§ **To be done**
Read the listing and extract each line that includes the word "JSON".

▽

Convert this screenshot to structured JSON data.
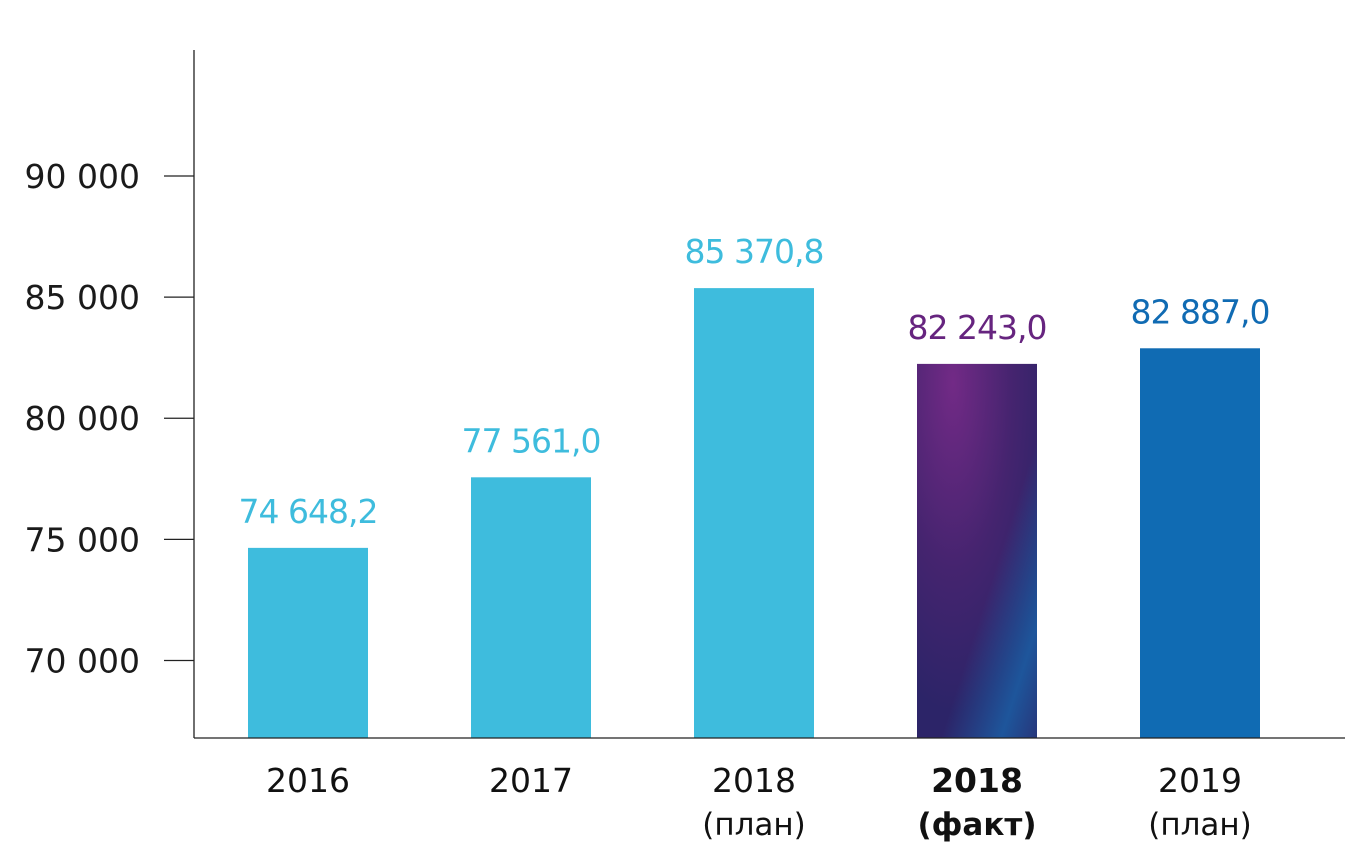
{
  "chart_data": {
    "type": "bar",
    "title": "",
    "xlabel": "",
    "ylabel": "",
    "ylim": [
      66800,
      95200
    ],
    "grid": false,
    "yticks": [
      70000,
      75000,
      80000,
      85000,
      90000
    ],
    "ytick_labels": [
      "70 000",
      "75 000",
      "80 000",
      "85 000",
      "90 000"
    ],
    "categories": [
      {
        "line1": "2016",
        "line2": "",
        "bold": false
      },
      {
        "line1": "2017",
        "line2": "",
        "bold": false
      },
      {
        "line1": "2018",
        "line2": "(план)",
        "bold": false
      },
      {
        "line1": "2018",
        "line2": "(факт)",
        "bold": true
      },
      {
        "line1": "2019",
        "line2": "(план)",
        "bold": false
      }
    ],
    "values": [
      74648.2,
      77561.0,
      85370.8,
      82243.0,
      82887.0
    ],
    "value_labels": [
      "74 648,2",
      "77 561,0",
      "85 370,8",
      "82 243,0",
      "82 887,0"
    ],
    "colors": [
      "#3ebcdd",
      "#3ebcdd",
      "#3ebcdd",
      "gradient",
      "#106bb3"
    ],
    "label_colors": [
      "#3ebcdd",
      "#3ebcdd",
      "#3ebcdd",
      "#66247f",
      "#106bb3"
    ]
  }
}
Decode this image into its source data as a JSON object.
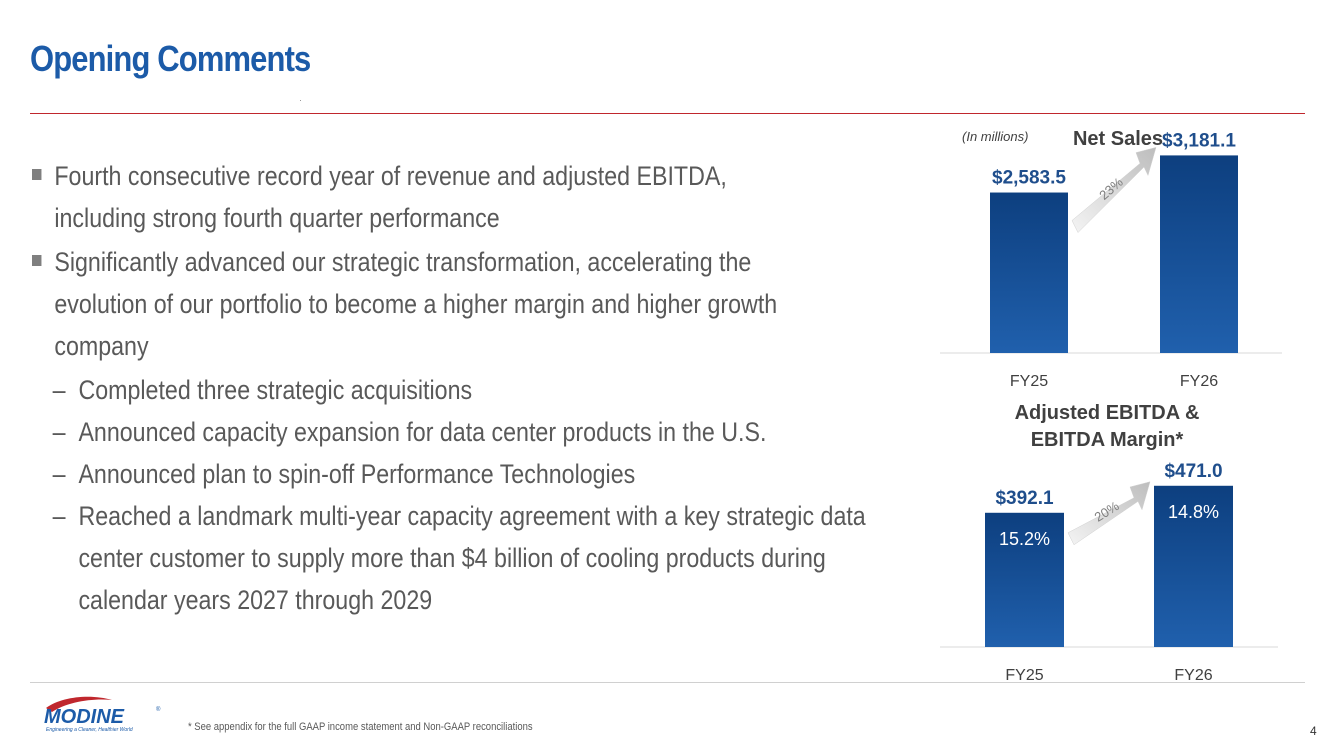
{
  "slide": {
    "title": "Opening Comments",
    "page_number": "4",
    "footnote": "* See appendix for the full GAAP income statement and Non-GAAP reconciliations"
  },
  "bullets": [
    {
      "level": 1,
      "lines": [
        "Fourth consecutive record year of revenue and adjusted EBITDA,",
        "including strong fourth quarter performance"
      ]
    },
    {
      "level": 1,
      "lines": [
        "Significantly advanced our strategic transformation, accelerating the",
        "evolution of our portfolio to become a higher margin and higher growth",
        "company"
      ]
    },
    {
      "level": 2,
      "lines": [
        "Completed three strategic acquisitions"
      ]
    },
    {
      "level": 2,
      "lines": [
        "Announced capacity expansion for data center products in the U.S."
      ]
    },
    {
      "level": 2,
      "lines": [
        "Announced plan to spin-off Performance Technologies"
      ]
    },
    {
      "level": 2,
      "lines": [
        "Reached a landmark multi-year capacity agreement with a key strategic data",
        "center customer to supply more than $4 billion of cooling products during",
        "calendar years 2027 through 2029"
      ]
    }
  ],
  "logo": {
    "name": "MODINE",
    "tagline": "Engineering a Cleaner, Healthier World"
  },
  "colors": {
    "title": "#1c5ba8",
    "rule": "#c0272d",
    "bar_top": "#1f5fa8",
    "bar_bottom": "#0d3f7f",
    "value_label": "#1f4e8c"
  },
  "chart_data": [
    {
      "type": "bar",
      "title": "Net Sales",
      "unit_note": "(In millions)",
      "categories": [
        "FY25",
        "FY26"
      ],
      "values": [
        2583.5,
        3181.1
      ],
      "value_labels": [
        "$2,583.5",
        "$3,181.1"
      ],
      "growth_label": "23%",
      "ylim": [
        0,
        3500
      ]
    },
    {
      "type": "bar",
      "title_lines": [
        "Adjusted EBITDA &",
        "EBITDA Margin*"
      ],
      "categories": [
        "FY25",
        "FY26"
      ],
      "values": [
        392.1,
        471.0
      ],
      "value_labels": [
        "$392.1",
        "$471.0"
      ],
      "margin_labels": [
        "15.2%",
        "14.8%"
      ],
      "growth_label": "20%",
      "ylim": [
        0,
        520
      ]
    }
  ]
}
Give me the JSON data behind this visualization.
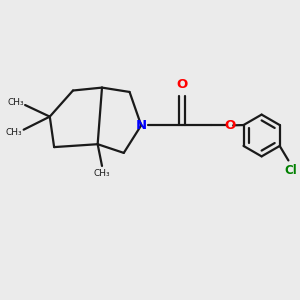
{
  "bg_color": "#ebebeb",
  "bond_color": "#1a1a1a",
  "N_color": "#0000ff",
  "O_color": "#ff0000",
  "Cl_color": "#008000",
  "line_width": 1.6,
  "fig_size": [
    3.0,
    3.0
  ],
  "dpi": 100,
  "xlim": [
    0,
    10
  ],
  "ylim": [
    0,
    10
  ]
}
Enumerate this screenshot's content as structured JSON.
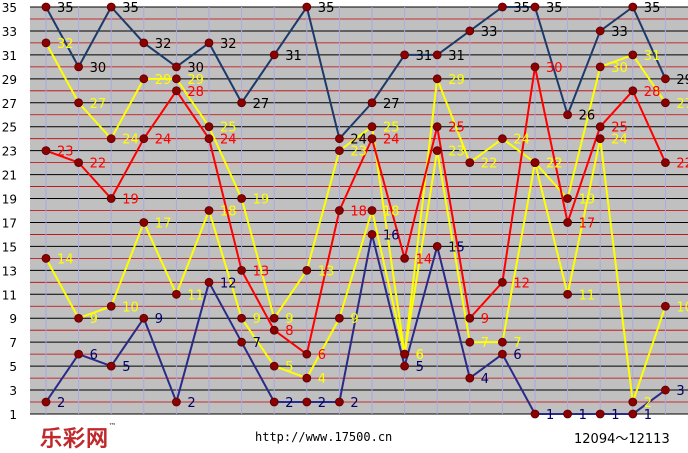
{
  "watermark": {
    "logo_text": "乐彩网",
    "logo_mark": "™",
    "url": "http://www.17500.cn",
    "issue_range": "12094～12113"
  },
  "chart_data": {
    "type": "line",
    "x_count": 20,
    "y_ticks": [
      1,
      3,
      5,
      7,
      9,
      11,
      13,
      15,
      17,
      19,
      21,
      23,
      25,
      27,
      29,
      31,
      33,
      35
    ],
    "ylim": [
      1,
      35
    ],
    "grid": true,
    "colors": {
      "plot_bg": "#c0c0c0",
      "grid_dark": "#000000",
      "grid_red": "#c00000",
      "grid_vertical": "#a9a9e0",
      "marker_fill": "#8b0000"
    },
    "series": [
      {
        "color": "#1c3a6a",
        "label_color": "#000000",
        "values": [
          35,
          30,
          35,
          32,
          30,
          32,
          27,
          31,
          35,
          24,
          27,
          31,
          31,
          33,
          35,
          35,
          26,
          33,
          35,
          29
        ]
      },
      {
        "color": "#ffff00",
        "label_color": "#ffff00",
        "values": [
          32,
          27,
          24,
          29,
          29,
          25,
          19,
          9,
          13,
          23,
          25,
          6,
          29,
          22,
          24,
          22,
          19,
          30,
          31,
          27
        ]
      },
      {
        "color": "#ff0000",
        "label_color": "#ff0000",
        "values": [
          23,
          22,
          19,
          24,
          28,
          24,
          13,
          8,
          6,
          18,
          24,
          14,
          25,
          9,
          12,
          30,
          17,
          25,
          28,
          22
        ]
      },
      {
        "color": "#ffff00",
        "label_color": "#ffff00",
        "values": [
          14,
          9,
          10,
          17,
          11,
          18,
          9,
          5,
          4,
          9,
          18,
          6,
          23,
          7,
          7,
          22,
          11,
          24,
          2,
          10
        ]
      },
      {
        "color": "#2a2a88",
        "label_color": "#000066",
        "values": [
          2,
          6,
          5,
          9,
          2,
          12,
          7,
          2,
          2,
          2,
          16,
          5,
          15,
          4,
          6,
          1,
          1,
          1,
          1,
          3
        ]
      }
    ]
  }
}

△

§ **The reply**
Convert this screenshot to structured JSON data.
Decode this image into its source data as a JSON object.
Give me the JSON data behind this visualization.
Enumerate this screenshot's content as structured JSON.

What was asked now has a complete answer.